#### SUPPLIED DATA

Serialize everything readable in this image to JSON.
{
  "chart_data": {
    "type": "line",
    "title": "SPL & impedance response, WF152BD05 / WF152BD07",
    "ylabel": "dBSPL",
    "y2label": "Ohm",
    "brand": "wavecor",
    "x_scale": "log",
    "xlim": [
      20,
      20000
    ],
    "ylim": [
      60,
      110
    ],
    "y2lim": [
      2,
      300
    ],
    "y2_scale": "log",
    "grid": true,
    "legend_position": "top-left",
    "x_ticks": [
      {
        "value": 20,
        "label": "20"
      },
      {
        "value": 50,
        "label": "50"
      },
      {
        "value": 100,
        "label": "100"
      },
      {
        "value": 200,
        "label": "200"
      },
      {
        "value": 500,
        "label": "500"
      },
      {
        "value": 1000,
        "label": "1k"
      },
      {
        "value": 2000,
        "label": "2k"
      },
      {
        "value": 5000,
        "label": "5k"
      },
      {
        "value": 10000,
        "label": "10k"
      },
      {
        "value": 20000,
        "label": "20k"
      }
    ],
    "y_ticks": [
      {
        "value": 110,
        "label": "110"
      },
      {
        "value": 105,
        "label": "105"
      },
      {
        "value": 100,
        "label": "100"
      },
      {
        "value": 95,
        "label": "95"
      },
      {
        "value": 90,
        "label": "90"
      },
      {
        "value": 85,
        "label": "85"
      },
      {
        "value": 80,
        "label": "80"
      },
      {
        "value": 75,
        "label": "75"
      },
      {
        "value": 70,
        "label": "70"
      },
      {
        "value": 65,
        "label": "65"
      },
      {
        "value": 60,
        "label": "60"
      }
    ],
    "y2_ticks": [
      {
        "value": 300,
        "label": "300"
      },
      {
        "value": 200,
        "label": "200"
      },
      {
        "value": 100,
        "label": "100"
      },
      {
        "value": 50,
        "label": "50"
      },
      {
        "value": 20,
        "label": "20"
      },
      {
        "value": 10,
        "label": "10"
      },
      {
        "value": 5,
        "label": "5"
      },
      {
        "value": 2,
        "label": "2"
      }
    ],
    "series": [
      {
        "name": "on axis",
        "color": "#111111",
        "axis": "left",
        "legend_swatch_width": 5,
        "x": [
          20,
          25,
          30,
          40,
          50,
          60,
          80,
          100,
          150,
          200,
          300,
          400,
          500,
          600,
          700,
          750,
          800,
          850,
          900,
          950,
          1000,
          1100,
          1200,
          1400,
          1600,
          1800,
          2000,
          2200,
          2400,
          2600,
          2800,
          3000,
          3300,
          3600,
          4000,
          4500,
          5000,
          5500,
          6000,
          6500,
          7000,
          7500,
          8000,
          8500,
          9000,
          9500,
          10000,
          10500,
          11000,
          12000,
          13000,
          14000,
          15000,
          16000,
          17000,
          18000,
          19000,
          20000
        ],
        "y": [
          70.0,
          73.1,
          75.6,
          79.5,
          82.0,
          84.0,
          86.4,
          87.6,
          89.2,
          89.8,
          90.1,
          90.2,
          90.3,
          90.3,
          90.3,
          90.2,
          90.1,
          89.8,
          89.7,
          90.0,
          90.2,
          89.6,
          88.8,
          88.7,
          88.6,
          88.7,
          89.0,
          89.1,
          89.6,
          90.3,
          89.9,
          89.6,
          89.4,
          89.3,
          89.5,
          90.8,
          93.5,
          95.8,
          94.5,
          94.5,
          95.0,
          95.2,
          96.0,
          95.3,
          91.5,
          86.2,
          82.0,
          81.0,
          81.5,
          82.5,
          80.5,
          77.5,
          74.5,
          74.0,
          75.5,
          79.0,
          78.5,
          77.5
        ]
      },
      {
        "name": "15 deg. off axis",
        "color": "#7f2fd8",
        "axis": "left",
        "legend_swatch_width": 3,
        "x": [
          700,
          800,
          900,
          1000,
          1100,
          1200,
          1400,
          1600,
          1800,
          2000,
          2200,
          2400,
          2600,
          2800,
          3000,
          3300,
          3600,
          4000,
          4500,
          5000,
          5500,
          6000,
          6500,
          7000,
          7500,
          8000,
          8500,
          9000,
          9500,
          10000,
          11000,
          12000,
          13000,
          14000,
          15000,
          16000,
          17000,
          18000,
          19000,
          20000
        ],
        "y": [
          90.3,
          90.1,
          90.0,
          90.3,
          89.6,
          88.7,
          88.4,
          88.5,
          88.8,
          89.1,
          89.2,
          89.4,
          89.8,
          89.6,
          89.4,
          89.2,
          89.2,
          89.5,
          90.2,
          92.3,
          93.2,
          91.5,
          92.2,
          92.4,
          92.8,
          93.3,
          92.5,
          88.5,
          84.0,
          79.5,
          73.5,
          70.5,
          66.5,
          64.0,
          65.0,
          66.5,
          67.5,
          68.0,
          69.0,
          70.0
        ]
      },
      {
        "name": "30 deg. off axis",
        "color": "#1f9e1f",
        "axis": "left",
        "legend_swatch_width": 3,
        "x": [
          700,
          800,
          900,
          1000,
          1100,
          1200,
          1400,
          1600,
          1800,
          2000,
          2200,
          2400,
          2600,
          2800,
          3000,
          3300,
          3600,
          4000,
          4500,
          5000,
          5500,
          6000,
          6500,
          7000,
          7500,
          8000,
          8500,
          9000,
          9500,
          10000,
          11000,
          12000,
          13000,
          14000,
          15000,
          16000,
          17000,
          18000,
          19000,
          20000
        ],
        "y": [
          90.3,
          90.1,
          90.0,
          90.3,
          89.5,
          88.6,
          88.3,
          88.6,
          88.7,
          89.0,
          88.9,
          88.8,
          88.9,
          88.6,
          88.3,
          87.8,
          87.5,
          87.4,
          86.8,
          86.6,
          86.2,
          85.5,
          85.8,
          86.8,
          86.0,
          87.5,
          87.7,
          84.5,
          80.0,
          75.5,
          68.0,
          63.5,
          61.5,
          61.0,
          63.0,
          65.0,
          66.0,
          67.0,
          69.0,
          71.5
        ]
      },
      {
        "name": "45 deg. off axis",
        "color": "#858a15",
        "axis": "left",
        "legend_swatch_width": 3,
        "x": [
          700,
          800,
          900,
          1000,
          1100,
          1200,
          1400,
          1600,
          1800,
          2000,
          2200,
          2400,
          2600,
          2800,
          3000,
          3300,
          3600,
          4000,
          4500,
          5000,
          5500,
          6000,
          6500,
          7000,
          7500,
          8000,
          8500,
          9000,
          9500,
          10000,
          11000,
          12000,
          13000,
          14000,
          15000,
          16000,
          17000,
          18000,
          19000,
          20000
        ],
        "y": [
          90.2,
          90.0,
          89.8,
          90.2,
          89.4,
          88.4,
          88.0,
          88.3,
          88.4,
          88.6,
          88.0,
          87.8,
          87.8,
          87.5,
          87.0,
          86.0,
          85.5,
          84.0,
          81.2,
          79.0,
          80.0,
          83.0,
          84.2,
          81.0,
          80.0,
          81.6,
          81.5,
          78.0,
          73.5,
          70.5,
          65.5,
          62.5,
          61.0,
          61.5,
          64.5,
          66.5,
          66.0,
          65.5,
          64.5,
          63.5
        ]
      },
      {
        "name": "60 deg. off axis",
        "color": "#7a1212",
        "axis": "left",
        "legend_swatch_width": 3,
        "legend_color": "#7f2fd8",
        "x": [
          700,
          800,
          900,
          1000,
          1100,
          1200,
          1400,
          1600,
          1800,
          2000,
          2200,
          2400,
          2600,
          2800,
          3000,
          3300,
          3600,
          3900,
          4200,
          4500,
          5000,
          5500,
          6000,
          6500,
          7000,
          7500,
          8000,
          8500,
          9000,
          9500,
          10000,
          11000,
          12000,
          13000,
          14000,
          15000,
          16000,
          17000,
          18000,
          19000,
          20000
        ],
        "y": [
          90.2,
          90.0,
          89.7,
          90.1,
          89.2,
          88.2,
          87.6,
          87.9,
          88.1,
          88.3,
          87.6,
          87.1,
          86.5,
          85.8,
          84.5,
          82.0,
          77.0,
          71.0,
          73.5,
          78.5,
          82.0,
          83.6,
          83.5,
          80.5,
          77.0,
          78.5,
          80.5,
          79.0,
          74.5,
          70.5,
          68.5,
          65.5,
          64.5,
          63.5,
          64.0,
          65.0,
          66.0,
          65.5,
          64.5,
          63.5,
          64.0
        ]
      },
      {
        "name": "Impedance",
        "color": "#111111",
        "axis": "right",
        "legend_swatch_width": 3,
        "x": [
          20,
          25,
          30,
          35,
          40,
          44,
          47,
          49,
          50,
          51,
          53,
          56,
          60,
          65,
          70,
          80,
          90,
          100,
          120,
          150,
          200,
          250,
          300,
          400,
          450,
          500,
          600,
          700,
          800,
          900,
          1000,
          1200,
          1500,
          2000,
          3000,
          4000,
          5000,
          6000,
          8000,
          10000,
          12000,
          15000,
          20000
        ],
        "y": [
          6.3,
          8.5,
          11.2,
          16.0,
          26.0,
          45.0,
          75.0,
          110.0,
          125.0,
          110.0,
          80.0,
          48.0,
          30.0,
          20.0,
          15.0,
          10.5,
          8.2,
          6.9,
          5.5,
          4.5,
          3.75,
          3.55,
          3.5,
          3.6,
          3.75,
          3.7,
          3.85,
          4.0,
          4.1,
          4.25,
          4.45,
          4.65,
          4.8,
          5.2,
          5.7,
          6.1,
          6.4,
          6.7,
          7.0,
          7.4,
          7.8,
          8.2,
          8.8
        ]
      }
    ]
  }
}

########

** AIM **
From the listing above, pick out every line containing "name".

** PROBLEM SOLUTION **
        "name": "on axis",
        "name": "15 deg. off axis",
        "name": "30 deg. off axis",
        "name": "45 deg. off axis",
        "name": "60 deg. off axis",
        "name": "Impedance",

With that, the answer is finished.